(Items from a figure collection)
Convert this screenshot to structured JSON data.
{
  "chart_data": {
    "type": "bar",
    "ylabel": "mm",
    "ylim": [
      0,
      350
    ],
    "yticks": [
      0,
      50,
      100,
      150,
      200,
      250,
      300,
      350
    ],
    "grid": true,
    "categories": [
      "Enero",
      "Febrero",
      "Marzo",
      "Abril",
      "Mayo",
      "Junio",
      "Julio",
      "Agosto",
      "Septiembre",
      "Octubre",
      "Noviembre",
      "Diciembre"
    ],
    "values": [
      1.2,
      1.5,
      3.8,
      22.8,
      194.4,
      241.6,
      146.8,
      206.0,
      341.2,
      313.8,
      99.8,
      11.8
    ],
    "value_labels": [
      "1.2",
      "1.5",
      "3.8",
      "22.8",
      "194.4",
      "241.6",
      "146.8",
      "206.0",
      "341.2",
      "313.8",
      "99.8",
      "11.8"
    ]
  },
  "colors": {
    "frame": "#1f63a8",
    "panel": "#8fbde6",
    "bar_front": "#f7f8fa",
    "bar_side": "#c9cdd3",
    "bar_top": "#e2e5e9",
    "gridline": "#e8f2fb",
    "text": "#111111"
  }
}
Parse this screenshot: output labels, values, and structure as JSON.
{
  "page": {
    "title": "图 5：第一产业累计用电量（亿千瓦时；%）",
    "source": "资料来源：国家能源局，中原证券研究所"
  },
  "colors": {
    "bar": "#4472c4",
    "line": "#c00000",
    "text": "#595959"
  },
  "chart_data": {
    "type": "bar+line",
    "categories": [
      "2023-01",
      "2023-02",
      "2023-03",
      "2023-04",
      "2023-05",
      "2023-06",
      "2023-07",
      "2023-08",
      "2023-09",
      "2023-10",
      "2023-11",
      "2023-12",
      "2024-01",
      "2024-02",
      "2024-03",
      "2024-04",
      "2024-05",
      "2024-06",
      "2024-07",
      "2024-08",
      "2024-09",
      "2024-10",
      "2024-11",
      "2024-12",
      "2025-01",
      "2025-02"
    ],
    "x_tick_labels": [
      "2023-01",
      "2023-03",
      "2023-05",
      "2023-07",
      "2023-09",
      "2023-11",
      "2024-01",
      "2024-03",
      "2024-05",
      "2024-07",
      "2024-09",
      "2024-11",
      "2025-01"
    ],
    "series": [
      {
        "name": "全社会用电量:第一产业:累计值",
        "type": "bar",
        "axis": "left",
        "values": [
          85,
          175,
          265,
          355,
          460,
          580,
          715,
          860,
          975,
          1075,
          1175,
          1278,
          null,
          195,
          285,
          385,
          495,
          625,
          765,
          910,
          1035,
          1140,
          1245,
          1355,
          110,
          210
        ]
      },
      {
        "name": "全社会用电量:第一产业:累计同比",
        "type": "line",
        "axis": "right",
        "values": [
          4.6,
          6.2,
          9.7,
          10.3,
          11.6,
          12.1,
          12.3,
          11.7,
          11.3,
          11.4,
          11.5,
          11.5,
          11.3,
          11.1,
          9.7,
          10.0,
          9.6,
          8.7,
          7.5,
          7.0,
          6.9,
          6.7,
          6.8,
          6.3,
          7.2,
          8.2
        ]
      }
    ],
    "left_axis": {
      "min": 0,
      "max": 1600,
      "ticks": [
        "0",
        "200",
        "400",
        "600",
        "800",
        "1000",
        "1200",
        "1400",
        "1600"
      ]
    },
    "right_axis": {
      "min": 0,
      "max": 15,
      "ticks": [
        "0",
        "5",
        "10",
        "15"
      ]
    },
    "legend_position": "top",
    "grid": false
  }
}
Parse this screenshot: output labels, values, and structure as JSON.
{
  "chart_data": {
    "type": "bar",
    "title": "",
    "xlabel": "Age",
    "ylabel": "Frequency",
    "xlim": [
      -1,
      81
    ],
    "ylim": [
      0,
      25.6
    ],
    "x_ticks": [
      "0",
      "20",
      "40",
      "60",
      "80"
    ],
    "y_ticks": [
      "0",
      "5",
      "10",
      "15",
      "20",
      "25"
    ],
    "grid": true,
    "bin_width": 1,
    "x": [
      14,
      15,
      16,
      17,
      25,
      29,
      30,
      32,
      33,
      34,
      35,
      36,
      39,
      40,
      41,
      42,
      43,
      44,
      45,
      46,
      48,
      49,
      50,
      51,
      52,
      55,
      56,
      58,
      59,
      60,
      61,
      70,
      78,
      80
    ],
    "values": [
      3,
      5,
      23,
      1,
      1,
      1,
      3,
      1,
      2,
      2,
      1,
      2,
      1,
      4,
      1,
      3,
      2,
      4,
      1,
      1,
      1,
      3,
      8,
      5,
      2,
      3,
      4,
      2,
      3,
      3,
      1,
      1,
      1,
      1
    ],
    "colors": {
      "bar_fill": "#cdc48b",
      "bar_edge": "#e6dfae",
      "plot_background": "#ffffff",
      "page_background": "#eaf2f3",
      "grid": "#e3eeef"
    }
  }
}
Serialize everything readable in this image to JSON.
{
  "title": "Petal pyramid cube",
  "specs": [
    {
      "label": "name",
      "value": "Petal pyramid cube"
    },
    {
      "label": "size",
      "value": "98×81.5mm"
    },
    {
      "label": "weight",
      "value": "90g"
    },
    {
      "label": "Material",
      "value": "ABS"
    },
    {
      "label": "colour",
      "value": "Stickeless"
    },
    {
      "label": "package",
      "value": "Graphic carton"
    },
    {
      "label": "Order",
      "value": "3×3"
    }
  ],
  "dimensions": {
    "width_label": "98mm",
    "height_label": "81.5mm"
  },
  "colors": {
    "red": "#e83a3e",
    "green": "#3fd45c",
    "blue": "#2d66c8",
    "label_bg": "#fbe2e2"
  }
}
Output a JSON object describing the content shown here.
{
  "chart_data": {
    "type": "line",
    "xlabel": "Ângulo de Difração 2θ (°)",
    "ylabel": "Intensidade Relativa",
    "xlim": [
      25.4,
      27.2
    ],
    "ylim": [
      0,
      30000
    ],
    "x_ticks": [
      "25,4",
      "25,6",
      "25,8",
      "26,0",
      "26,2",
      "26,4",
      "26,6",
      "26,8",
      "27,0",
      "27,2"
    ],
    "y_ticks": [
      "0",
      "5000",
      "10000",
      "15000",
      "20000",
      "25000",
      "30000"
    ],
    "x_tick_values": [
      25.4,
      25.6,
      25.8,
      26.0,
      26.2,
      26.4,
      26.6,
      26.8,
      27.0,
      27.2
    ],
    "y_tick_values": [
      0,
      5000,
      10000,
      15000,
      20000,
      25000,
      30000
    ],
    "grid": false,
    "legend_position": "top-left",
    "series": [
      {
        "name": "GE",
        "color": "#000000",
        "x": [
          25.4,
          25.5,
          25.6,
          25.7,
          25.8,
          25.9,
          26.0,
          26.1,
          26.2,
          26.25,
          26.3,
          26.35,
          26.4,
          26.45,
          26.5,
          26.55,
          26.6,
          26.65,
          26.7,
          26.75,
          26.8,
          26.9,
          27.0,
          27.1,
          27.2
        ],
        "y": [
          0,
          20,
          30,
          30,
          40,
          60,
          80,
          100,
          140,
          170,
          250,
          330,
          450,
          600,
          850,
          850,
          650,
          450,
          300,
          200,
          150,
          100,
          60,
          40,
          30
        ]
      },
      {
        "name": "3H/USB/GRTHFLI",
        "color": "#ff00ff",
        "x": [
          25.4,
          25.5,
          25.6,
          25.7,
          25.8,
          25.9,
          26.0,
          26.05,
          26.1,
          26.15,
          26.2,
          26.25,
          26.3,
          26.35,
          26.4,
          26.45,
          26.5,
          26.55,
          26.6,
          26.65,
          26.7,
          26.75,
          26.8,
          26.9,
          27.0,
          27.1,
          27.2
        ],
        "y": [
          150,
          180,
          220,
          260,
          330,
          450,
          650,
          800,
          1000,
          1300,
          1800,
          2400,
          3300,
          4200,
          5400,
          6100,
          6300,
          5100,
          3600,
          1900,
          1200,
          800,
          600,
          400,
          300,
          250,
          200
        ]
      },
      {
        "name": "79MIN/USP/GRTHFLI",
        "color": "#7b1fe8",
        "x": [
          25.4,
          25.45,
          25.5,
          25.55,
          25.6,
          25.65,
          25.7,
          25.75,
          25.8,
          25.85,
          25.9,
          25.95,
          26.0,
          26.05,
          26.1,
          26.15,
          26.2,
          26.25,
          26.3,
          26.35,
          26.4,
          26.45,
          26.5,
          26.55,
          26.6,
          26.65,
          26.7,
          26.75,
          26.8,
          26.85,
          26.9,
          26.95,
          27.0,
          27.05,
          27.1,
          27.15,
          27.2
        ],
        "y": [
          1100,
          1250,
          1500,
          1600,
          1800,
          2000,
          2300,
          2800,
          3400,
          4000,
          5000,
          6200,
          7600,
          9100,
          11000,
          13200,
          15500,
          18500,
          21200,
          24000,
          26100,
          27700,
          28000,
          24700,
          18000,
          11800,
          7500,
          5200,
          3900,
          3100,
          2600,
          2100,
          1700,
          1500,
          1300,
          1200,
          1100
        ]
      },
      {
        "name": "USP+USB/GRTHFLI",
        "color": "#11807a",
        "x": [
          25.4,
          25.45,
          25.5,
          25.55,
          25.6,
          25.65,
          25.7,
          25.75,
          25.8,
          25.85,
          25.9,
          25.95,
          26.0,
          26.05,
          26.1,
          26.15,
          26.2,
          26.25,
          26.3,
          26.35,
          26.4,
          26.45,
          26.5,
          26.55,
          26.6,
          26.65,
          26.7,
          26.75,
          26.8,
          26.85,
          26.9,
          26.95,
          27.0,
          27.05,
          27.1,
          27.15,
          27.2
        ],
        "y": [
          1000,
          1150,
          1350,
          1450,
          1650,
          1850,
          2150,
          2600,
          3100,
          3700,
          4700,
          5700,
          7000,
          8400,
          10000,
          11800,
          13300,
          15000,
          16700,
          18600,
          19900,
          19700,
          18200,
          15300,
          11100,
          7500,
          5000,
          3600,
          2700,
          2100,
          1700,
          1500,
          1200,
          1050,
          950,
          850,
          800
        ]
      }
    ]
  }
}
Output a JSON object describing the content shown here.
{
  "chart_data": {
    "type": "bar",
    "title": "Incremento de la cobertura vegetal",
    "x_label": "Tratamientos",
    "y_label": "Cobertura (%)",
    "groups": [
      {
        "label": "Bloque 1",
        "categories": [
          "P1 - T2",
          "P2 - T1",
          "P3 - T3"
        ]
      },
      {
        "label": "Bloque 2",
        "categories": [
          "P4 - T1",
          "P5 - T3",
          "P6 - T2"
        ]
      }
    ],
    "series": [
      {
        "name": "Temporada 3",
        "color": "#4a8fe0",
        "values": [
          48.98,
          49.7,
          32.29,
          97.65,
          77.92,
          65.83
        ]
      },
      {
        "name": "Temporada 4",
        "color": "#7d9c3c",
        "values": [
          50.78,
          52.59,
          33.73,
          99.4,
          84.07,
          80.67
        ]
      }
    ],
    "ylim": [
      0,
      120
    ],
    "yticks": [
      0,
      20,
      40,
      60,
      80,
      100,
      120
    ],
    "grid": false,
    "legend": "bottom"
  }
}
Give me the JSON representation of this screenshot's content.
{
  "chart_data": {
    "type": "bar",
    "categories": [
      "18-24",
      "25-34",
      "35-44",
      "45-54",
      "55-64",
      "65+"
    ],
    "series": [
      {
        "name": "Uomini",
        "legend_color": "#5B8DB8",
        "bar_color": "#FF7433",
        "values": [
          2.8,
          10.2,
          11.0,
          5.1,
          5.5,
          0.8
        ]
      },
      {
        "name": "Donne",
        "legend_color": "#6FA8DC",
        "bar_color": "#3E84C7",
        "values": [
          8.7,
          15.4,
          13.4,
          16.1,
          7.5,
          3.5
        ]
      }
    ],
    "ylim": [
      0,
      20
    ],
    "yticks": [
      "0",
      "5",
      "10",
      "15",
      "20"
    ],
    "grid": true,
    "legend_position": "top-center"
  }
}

To do
Copy every line from the entries that contains the word "pyramid".

Full response
  "title": "Petal pyramid cube",
      "value": "Petal pyramid cube"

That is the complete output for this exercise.